(PROBLEM DESCRIPTION)
Quote every line as written. Omit pictures.

(DATA TO USE)
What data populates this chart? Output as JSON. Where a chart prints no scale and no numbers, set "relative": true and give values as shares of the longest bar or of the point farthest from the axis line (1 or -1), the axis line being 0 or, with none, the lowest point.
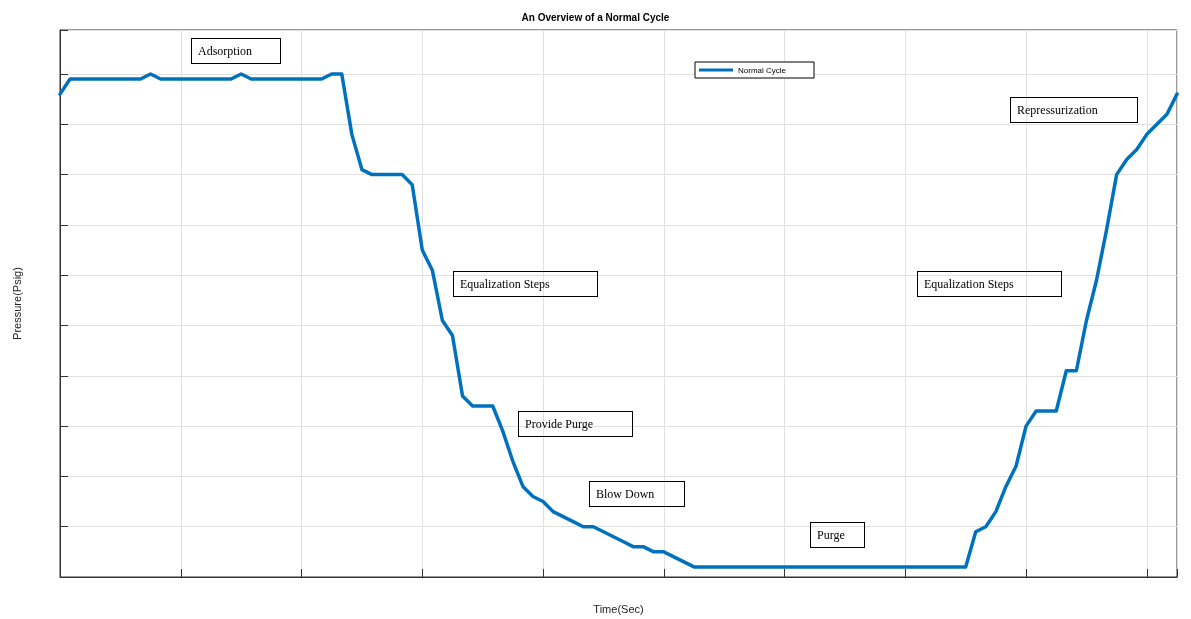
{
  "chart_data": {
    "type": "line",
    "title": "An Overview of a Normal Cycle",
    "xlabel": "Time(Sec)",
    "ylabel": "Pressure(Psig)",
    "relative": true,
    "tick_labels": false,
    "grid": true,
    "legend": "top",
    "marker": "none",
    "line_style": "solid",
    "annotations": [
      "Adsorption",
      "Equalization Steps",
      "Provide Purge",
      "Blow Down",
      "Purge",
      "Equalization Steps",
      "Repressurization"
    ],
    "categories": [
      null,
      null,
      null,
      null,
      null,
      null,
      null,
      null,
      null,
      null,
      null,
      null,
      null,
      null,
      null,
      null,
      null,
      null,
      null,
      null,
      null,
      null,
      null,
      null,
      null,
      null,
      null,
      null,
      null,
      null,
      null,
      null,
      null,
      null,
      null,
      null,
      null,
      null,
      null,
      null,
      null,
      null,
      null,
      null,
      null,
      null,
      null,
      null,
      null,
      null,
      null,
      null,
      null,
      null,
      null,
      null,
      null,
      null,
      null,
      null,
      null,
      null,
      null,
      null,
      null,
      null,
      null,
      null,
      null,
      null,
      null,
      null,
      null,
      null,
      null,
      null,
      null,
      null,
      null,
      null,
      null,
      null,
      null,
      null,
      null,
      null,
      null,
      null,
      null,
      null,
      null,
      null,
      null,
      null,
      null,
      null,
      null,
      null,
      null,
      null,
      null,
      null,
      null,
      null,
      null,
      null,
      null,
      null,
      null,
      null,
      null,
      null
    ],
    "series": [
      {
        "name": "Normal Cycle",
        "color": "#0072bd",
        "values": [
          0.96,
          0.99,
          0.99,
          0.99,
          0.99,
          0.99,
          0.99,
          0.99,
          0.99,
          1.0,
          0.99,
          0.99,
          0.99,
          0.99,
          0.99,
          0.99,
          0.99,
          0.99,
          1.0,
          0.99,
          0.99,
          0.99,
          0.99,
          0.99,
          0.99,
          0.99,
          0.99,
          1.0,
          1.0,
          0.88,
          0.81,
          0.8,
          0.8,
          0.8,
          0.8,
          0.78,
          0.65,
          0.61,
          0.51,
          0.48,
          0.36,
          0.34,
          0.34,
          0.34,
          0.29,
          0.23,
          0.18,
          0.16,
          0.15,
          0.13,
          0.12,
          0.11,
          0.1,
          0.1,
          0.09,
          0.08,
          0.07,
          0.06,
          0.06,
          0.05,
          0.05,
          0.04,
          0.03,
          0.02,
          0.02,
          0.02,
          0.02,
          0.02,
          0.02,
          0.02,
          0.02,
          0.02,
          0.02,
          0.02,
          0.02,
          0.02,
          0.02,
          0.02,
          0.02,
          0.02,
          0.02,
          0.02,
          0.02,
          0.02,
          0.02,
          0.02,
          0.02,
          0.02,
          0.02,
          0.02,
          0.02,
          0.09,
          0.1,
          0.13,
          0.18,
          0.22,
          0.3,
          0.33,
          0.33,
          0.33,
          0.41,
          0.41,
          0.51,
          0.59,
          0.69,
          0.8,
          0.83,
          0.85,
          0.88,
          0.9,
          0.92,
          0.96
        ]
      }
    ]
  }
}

(OUTPUT BELOW)
What data populates this chart? Output as JSON. Where a chart prints no scale and no numbers, set "relative": true and give values as shares of the longest bar or of the point farthest from the axis line (1 or -1), the axis line being 0 or, with none, the lowest point.
{
  "chart_data": {
    "type": "line",
    "title": "An Overview of a Normal Cycle",
    "xlabel": "Time(Sec)",
    "ylabel": "Pressure(Psig)",
    "relative": true,
    "tick_labels": false,
    "grid": true,
    "legend": "top",
    "marker": "none",
    "line_style": "solid",
    "annotations": [
      "Adsorption",
      "Equalization Steps",
      "Provide Purge",
      "Blow Down",
      "Purge",
      "Equalization Steps",
      "Repressurization"
    ],
    "categories": [
      null,
      null,
      null,
      null,
      null,
      null,
      null,
      null,
      null,
      null,
      null,
      null,
      null,
      null,
      null,
      null,
      null,
      null,
      null,
      null,
      null,
      null,
      null,
      null,
      null,
      null,
      null,
      null,
      null,
      null,
      null,
      null,
      null,
      null,
      null,
      null,
      null,
      null,
      null,
      null,
      null,
      null,
      null,
      null,
      null,
      null,
      null,
      null,
      null,
      null,
      null,
      null,
      null,
      null,
      null,
      null,
      null,
      null,
      null,
      null,
      null,
      null,
      null,
      null,
      null,
      null,
      null,
      null,
      null,
      null,
      null,
      null,
      null,
      null,
      null,
      null,
      null,
      null,
      null,
      null,
      null,
      null,
      null,
      null,
      null,
      null,
      null,
      null,
      null,
      null,
      null,
      null,
      null,
      null,
      null,
      null,
      null,
      null,
      null,
      null,
      null,
      null,
      null,
      null,
      null,
      null,
      null,
      null,
      null,
      null,
      null,
      null
    ],
    "series": [
      {
        "name": "Normal Cycle",
        "color": "#0072bd",
        "values": [
          0.96,
          0.99,
          0.99,
          0.99,
          0.99,
          0.99,
          0.99,
          0.99,
          0.99,
          1.0,
          0.99,
          0.99,
          0.99,
          0.99,
          0.99,
          0.99,
          0.99,
          0.99,
          1.0,
          0.99,
          0.99,
          0.99,
          0.99,
          0.99,
          0.99,
          0.99,
          0.99,
          1.0,
          1.0,
          0.88,
          0.81,
          0.8,
          0.8,
          0.8,
          0.8,
          0.78,
          0.65,
          0.61,
          0.51,
          0.48,
          0.36,
          0.34,
          0.34,
          0.34,
          0.29,
          0.23,
          0.18,
          0.16,
          0.15,
          0.13,
          0.12,
          0.11,
          0.1,
          0.1,
          0.09,
          0.08,
          0.07,
          0.06,
          0.06,
          0.05,
          0.05,
          0.04,
          0.03,
          0.02,
          0.02,
          0.02,
          0.02,
          0.02,
          0.02,
          0.02,
          0.02,
          0.02,
          0.02,
          0.02,
          0.02,
          0.02,
          0.02,
          0.02,
          0.02,
          0.02,
          0.02,
          0.02,
          0.02,
          0.02,
          0.02,
          0.02,
          0.02,
          0.02,
          0.02,
          0.02,
          0.02,
          0.09,
          0.1,
          0.13,
          0.18,
          0.22,
          0.3,
          0.33,
          0.33,
          0.33,
          0.41,
          0.41,
          0.51,
          0.59,
          0.69,
          0.8,
          0.83,
          0.85,
          0.88,
          0.9,
          0.92,
          0.96
        ]
      }
    ]
  }
}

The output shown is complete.